* [GIVEN REQUEST]: Skip the images and copy each record exactly as written.
>> Begin EXERCISE DATA
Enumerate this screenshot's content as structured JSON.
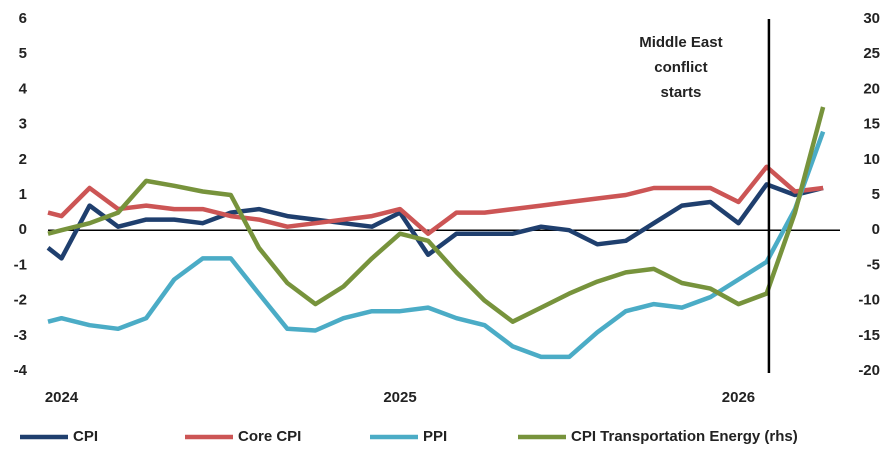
{
  "chart_data": {
    "type": "line",
    "x": [
      2023.96,
      2024.0,
      2024.083,
      2024.167,
      2024.25,
      2024.333,
      2024.417,
      2024.5,
      2024.583,
      2024.667,
      2024.75,
      2024.833,
      2024.917,
      2025.0,
      2025.083,
      2025.167,
      2025.25,
      2025.333,
      2025.417,
      2025.5,
      2025.583,
      2025.667,
      2025.75,
      2025.833,
      2025.917,
      2026.0,
      2026.083,
      2026.167,
      2026.25
    ],
    "series": [
      {
        "name": "CPI",
        "color": "#1f3f6e",
        "values": [
          -0.5,
          -0.8,
          0.7,
          0.1,
          0.3,
          0.3,
          0.2,
          0.5,
          0.6,
          0.4,
          0.3,
          0.2,
          0.1,
          0.5,
          -0.7,
          -0.1,
          -0.1,
          -0.1,
          0.1,
          0.0,
          -0.4,
          -0.3,
          0.2,
          0.7,
          0.8,
          0.2,
          1.3,
          1.0,
          1.2
        ]
      },
      {
        "name": "Core CPI",
        "color": "#cc5555",
        "values": [
          0.5,
          0.4,
          1.2,
          0.6,
          0.7,
          0.6,
          0.6,
          0.4,
          0.3,
          0.1,
          0.2,
          0.3,
          0.4,
          0.6,
          -0.1,
          0.5,
          0.5,
          0.6,
          0.7,
          0.8,
          0.9,
          1.0,
          1.2,
          1.2,
          1.2,
          0.8,
          1.8,
          1.1,
          1.2
        ]
      },
      {
        "name": "PPI",
        "color": "#4bacc6",
        "values": [
          -2.6,
          -2.5,
          -2.7,
          -2.8,
          -2.5,
          -1.4,
          -0.8,
          -0.8,
          -1.8,
          -2.8,
          -2.85,
          -2.5,
          -2.3,
          -2.3,
          -2.2,
          -2.5,
          -2.7,
          -3.3,
          -3.6,
          -3.6,
          -2.9,
          -2.3,
          -2.1,
          -2.2,
          -1.9,
          -1.4,
          -0.9,
          0.6,
          2.8
        ]
      },
      {
        "name": "CPI Transportation Energy (rhs)",
        "color": "#77933c",
        "axis": "y2",
        "values": [
          -0.5,
          0,
          1,
          2.5,
          7,
          6.3,
          5.5,
          5,
          -2.5,
          -7.5,
          -10.5,
          -8,
          -4,
          -0.5,
          -1.5,
          -6,
          -10,
          -13,
          -11,
          -9,
          -7.3,
          -6,
          -5.5,
          -7.5,
          -8.3,
          -10.5,
          -9,
          2.5,
          17.5
        ]
      }
    ],
    "xlim": [
      2023.96,
      2026.3
    ],
    "xticks": [
      2024,
      2025,
      2026
    ],
    "ylim": [
      -4,
      6
    ],
    "yticks": [
      -4,
      -3,
      -2,
      -1,
      0,
      1,
      2,
      3,
      4,
      5,
      6
    ],
    "y2lim": [
      -20,
      30
    ],
    "y2ticks": [
      -20,
      -15,
      -10,
      -5,
      0,
      5,
      10,
      15,
      20,
      25,
      30
    ],
    "zero_line": true,
    "legend": "bottom",
    "annotation": {
      "lines": [
        "Middle East",
        "conflict",
        "starts"
      ],
      "x": 2026.09
    }
  }
}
>> End EXERCISE DATA
* [SOLUTION FOR THIS EXERCISE]:
Enumerate this screenshot's content as structured JSON.
{
  "chart_data": {
    "type": "line",
    "x": [
      2023.96,
      2024.0,
      2024.083,
      2024.167,
      2024.25,
      2024.333,
      2024.417,
      2024.5,
      2024.583,
      2024.667,
      2024.75,
      2024.833,
      2024.917,
      2025.0,
      2025.083,
      2025.167,
      2025.25,
      2025.333,
      2025.417,
      2025.5,
      2025.583,
      2025.667,
      2025.75,
      2025.833,
      2025.917,
      2026.0,
      2026.083,
      2026.167,
      2026.25
    ],
    "series": [
      {
        "name": "CPI",
        "color": "#1f3f6e",
        "values": [
          -0.5,
          -0.8,
          0.7,
          0.1,
          0.3,
          0.3,
          0.2,
          0.5,
          0.6,
          0.4,
          0.3,
          0.2,
          0.1,
          0.5,
          -0.7,
          -0.1,
          -0.1,
          -0.1,
          0.1,
          0.0,
          -0.4,
          -0.3,
          0.2,
          0.7,
          0.8,
          0.2,
          1.3,
          1.0,
          1.2
        ]
      },
      {
        "name": "Core CPI",
        "color": "#cc5555",
        "values": [
          0.5,
          0.4,
          1.2,
          0.6,
          0.7,
          0.6,
          0.6,
          0.4,
          0.3,
          0.1,
          0.2,
          0.3,
          0.4,
          0.6,
          -0.1,
          0.5,
          0.5,
          0.6,
          0.7,
          0.8,
          0.9,
          1.0,
          1.2,
          1.2,
          1.2,
          0.8,
          1.8,
          1.1,
          1.2
        ]
      },
      {
        "name": "PPI",
        "color": "#4bacc6",
        "values": [
          -2.6,
          -2.5,
          -2.7,
          -2.8,
          -2.5,
          -1.4,
          -0.8,
          -0.8,
          -1.8,
          -2.8,
          -2.85,
          -2.5,
          -2.3,
          -2.3,
          -2.2,
          -2.5,
          -2.7,
          -3.3,
          -3.6,
          -3.6,
          -2.9,
          -2.3,
          -2.1,
          -2.2,
          -1.9,
          -1.4,
          -0.9,
          0.6,
          2.8
        ]
      },
      {
        "name": "CPI Transportation Energy (rhs)",
        "color": "#77933c",
        "axis": "y2",
        "values": [
          -0.5,
          0,
          1,
          2.5,
          7,
          6.3,
          5.5,
          5,
          -2.5,
          -7.5,
          -10.5,
          -8,
          -4,
          -0.5,
          -1.5,
          -6,
          -10,
          -13,
          -11,
          -9,
          -7.3,
          -6,
          -5.5,
          -7.5,
          -8.3,
          -10.5,
          -9,
          2.5,
          17.5
        ]
      }
    ],
    "xlim": [
      2023.96,
      2026.3
    ],
    "xticks": [
      2024,
      2025,
      2026
    ],
    "ylim": [
      -4,
      6
    ],
    "yticks": [
      -4,
      -3,
      -2,
      -1,
      0,
      1,
      2,
      3,
      4,
      5,
      6
    ],
    "y2lim": [
      -20,
      30
    ],
    "y2ticks": [
      -20,
      -15,
      -10,
      -5,
      0,
      5,
      10,
      15,
      20,
      25,
      30
    ],
    "zero_line": true,
    "legend": "bottom",
    "annotation": {
      "lines": [
        "Middle East",
        "conflict",
        "starts"
      ],
      "x": 2026.09
    }
  }
}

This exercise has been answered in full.